Given exercise:
Every entry needs to be reproduced exactly.

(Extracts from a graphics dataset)
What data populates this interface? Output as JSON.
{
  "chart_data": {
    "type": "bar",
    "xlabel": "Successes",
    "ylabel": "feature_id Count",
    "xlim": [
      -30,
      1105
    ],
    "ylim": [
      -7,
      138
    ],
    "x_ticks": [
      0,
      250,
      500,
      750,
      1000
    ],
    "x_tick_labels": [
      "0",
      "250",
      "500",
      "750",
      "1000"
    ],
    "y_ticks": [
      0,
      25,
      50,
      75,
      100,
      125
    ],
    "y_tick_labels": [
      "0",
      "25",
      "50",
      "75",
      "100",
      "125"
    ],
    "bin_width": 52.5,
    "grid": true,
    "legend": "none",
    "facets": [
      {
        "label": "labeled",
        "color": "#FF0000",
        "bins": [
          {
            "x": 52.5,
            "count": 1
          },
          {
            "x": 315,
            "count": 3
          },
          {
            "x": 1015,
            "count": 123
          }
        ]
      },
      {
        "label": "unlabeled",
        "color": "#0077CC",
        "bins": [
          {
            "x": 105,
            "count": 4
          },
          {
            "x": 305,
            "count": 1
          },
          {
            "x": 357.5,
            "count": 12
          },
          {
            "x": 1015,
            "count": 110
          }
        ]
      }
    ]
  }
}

Answer to the task:
What data populates this interface? Output as JSON.
{
  "chart_data": {
    "type": "bar",
    "xlabel": "Successes",
    "ylabel": "feature_id Count",
    "xlim": [
      -30,
      1105
    ],
    "ylim": [
      -7,
      138
    ],
    "x_ticks": [
      0,
      250,
      500,
      750,
      1000
    ],
    "x_tick_labels": [
      "0",
      "250",
      "500",
      "750",
      "1000"
    ],
    "y_ticks": [
      0,
      25,
      50,
      75,
      100,
      125
    ],
    "y_tick_labels": [
      "0",
      "25",
      "50",
      "75",
      "100",
      "125"
    ],
    "bin_width": 52.5,
    "grid": true,
    "legend": "none",
    "facets": [
      {
        "label": "labeled",
        "color": "#FF0000",
        "bins": [
          {
            "x": 52.5,
            "count": 1
          },
          {
            "x": 315,
            "count": 3
          },
          {
            "x": 1015,
            "count": 123
          }
        ]
      },
      {
        "label": "unlabeled",
        "color": "#0077CC",
        "bins": [
          {
            "x": 105,
            "count": 4
          },
          {
            "x": 305,
            "count": 1
          },
          {
            "x": 357.5,
            "count": 12
          },
          {
            "x": 1015,
            "count": 110
          }
        ]
      }
    ]
  }
}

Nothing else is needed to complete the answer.